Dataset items
::::

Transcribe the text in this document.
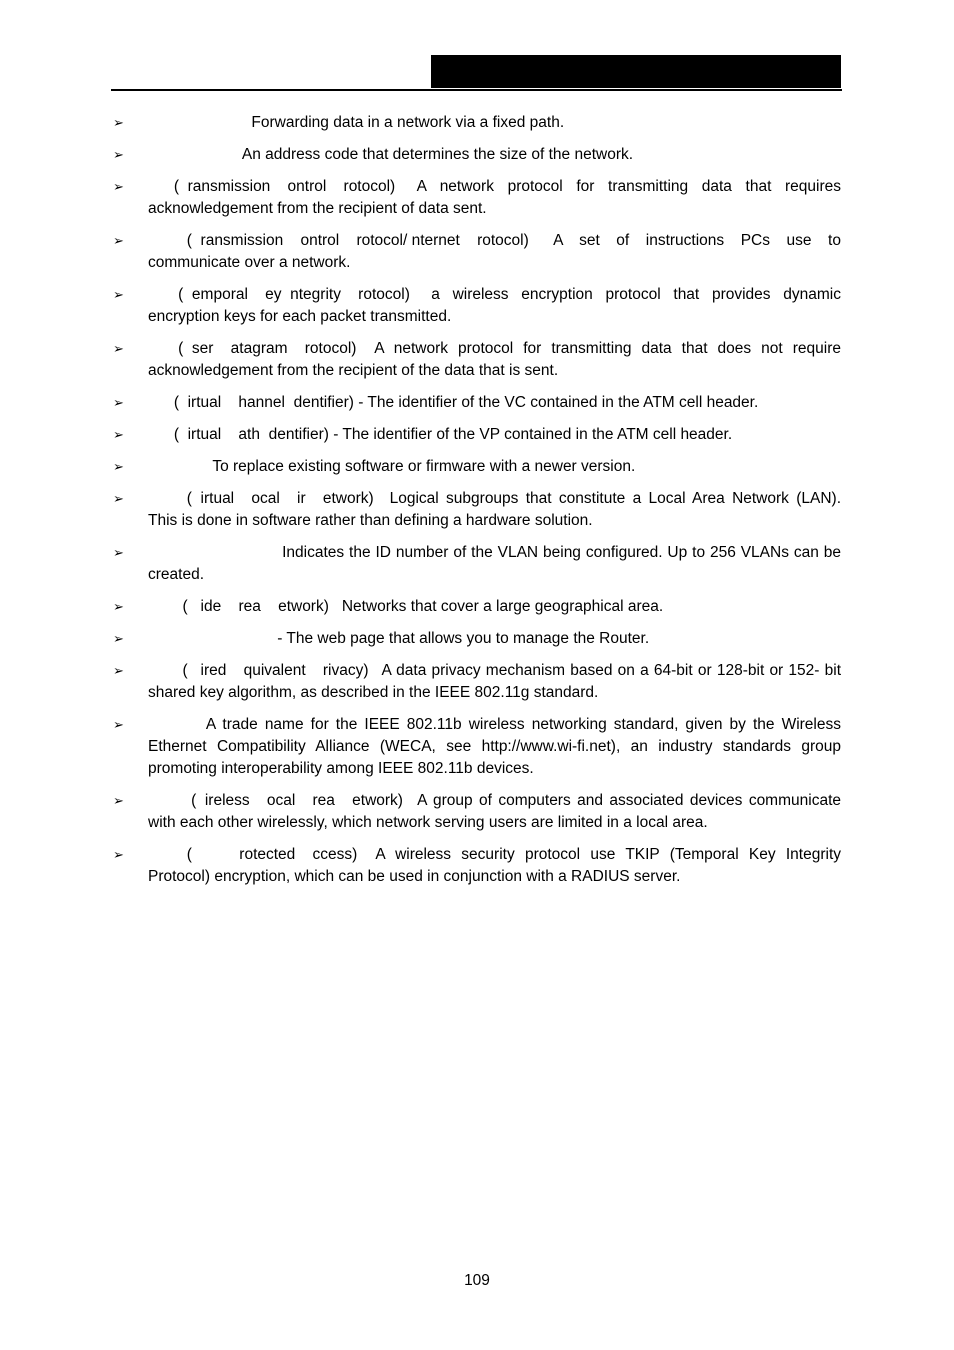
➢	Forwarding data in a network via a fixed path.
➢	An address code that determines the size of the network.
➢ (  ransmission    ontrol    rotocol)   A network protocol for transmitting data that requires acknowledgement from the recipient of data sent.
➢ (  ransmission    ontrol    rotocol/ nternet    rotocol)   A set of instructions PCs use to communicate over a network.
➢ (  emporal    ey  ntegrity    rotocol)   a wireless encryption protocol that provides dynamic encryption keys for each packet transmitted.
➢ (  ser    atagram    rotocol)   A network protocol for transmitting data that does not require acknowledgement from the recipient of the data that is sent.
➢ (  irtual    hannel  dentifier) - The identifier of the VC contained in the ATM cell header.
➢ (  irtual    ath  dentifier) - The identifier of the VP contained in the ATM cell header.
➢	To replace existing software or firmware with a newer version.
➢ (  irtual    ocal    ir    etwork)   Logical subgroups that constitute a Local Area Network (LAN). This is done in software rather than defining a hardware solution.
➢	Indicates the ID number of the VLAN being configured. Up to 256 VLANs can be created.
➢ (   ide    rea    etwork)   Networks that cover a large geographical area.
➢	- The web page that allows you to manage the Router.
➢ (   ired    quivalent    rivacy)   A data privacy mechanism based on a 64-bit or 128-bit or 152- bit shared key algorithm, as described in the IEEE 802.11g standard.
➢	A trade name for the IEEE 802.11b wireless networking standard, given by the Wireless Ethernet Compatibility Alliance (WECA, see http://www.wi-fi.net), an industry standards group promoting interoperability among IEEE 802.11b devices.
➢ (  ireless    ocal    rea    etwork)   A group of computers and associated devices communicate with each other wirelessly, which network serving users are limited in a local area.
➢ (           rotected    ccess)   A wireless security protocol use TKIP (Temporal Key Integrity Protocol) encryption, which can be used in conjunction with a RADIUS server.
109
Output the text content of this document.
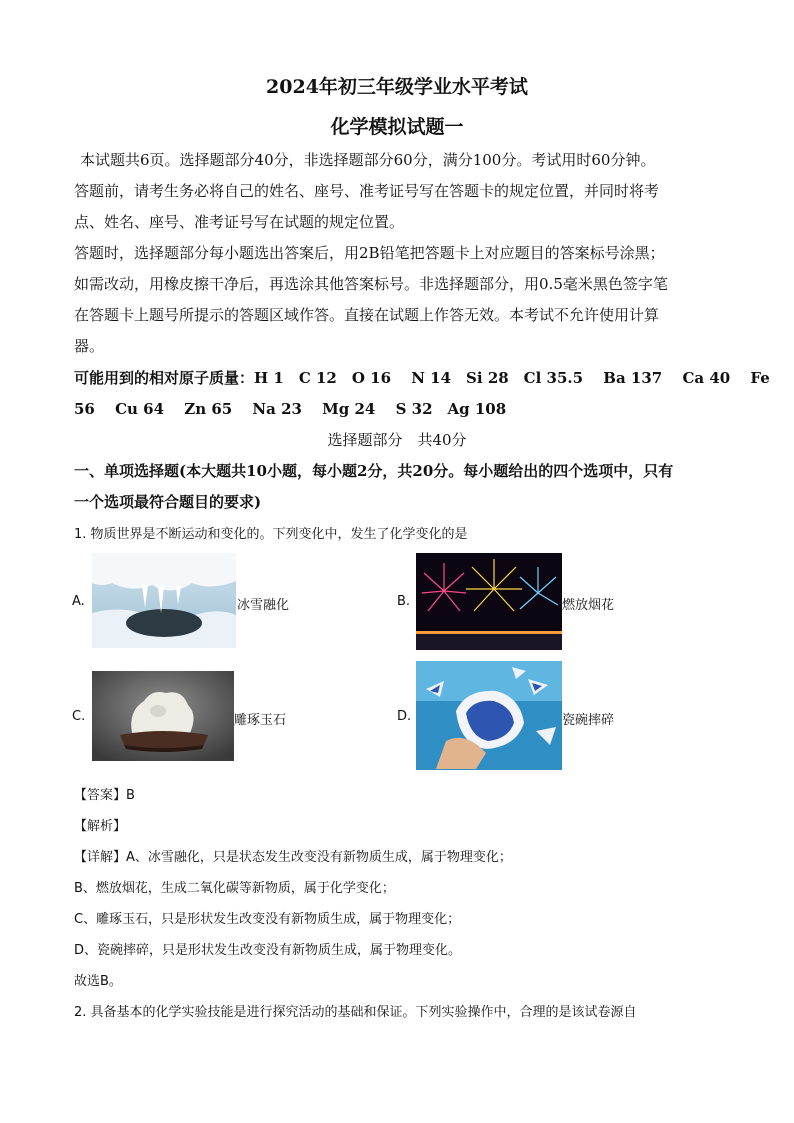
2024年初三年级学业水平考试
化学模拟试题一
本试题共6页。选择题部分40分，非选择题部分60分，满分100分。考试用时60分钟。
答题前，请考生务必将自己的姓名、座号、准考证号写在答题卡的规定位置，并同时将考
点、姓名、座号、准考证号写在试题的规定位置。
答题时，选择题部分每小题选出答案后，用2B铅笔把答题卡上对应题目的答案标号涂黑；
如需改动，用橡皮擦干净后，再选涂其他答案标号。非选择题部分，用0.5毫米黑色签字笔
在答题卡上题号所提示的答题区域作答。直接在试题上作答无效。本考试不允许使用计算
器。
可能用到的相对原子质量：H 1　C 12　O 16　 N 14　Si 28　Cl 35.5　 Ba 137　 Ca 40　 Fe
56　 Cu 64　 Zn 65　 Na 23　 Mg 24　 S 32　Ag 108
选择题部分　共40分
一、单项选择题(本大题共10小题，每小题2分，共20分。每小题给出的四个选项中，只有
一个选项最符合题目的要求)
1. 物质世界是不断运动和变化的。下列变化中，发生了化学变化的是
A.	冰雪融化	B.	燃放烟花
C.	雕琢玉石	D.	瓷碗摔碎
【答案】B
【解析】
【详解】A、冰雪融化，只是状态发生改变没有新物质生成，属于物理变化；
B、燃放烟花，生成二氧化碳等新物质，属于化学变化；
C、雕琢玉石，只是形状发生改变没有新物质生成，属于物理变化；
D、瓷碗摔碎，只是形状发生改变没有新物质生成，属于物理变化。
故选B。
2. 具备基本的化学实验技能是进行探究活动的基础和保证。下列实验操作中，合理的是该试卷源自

::::

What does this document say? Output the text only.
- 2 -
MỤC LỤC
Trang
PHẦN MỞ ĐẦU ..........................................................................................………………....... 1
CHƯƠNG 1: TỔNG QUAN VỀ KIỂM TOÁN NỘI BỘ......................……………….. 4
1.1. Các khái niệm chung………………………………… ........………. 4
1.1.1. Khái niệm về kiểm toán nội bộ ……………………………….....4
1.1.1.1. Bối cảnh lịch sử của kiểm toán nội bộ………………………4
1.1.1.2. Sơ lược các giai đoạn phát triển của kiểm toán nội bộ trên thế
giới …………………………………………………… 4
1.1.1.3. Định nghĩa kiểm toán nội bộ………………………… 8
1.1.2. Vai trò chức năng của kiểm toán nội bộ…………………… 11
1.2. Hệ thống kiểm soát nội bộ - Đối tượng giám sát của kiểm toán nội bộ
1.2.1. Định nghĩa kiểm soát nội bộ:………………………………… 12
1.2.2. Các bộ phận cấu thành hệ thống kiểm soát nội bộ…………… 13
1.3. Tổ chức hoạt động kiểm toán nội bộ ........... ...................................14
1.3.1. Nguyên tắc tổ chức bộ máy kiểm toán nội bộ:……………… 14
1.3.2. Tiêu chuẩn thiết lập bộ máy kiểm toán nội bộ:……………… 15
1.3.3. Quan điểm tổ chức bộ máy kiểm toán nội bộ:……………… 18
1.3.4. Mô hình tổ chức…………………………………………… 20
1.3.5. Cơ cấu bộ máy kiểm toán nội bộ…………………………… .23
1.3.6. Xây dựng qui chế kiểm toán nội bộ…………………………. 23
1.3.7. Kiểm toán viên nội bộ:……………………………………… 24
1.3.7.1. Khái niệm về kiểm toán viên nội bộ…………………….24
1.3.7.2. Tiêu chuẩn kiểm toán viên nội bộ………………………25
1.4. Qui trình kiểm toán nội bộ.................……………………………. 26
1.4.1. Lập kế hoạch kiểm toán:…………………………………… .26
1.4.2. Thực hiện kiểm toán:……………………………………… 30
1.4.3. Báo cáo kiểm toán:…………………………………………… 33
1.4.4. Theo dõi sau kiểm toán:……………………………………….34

::::

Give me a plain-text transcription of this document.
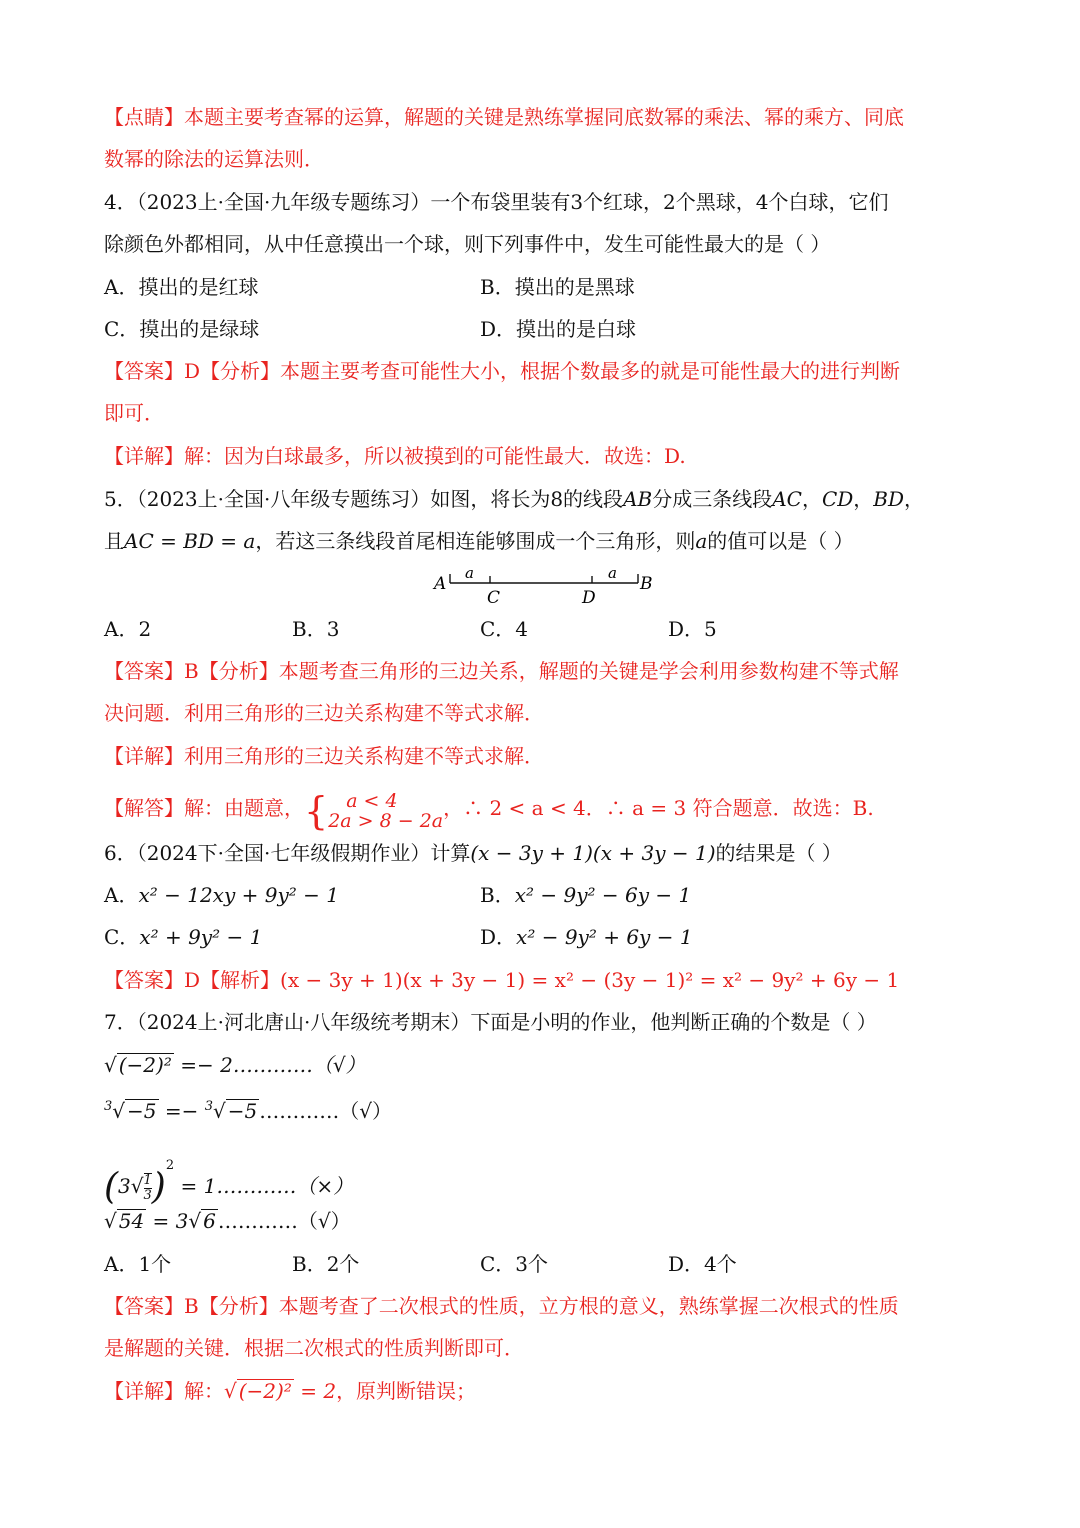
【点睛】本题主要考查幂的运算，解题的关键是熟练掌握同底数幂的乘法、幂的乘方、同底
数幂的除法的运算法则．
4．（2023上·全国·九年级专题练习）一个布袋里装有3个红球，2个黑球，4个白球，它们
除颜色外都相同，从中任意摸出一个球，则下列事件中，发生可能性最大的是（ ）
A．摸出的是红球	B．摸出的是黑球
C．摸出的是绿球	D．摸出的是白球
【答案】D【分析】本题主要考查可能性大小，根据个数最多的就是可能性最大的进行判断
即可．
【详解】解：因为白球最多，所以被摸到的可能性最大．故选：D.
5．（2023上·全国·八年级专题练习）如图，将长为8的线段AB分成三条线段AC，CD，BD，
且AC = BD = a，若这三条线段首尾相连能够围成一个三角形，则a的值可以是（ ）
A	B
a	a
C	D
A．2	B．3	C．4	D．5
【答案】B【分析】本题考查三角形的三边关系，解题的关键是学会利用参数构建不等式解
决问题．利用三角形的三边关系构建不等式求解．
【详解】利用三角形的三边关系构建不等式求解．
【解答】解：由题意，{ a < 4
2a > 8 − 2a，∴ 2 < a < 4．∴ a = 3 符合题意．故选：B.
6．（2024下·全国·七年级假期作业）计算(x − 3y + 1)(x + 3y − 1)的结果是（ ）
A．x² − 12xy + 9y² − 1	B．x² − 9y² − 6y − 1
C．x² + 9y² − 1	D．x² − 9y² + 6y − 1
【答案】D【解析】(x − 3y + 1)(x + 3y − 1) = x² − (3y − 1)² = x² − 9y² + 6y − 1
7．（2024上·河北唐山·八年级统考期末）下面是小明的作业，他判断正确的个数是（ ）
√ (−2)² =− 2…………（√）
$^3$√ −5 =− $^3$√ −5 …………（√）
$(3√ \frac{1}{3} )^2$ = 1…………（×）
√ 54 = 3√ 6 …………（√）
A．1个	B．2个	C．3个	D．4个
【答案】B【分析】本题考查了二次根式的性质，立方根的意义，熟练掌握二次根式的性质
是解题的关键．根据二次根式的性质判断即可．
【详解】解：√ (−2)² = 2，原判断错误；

::::

Pick every line with "sent" in it and copy it.

▶ The answer:
➢ (  ransmission    ontrol    rotocol)   A network protocol for transmitting data that requires acknowledgement from the recipient of data sent.
➢ (  ser    atagram    rotocol)   A network protocol for transmitting data that does not require acknowledgement from the recipient of the data that is sent.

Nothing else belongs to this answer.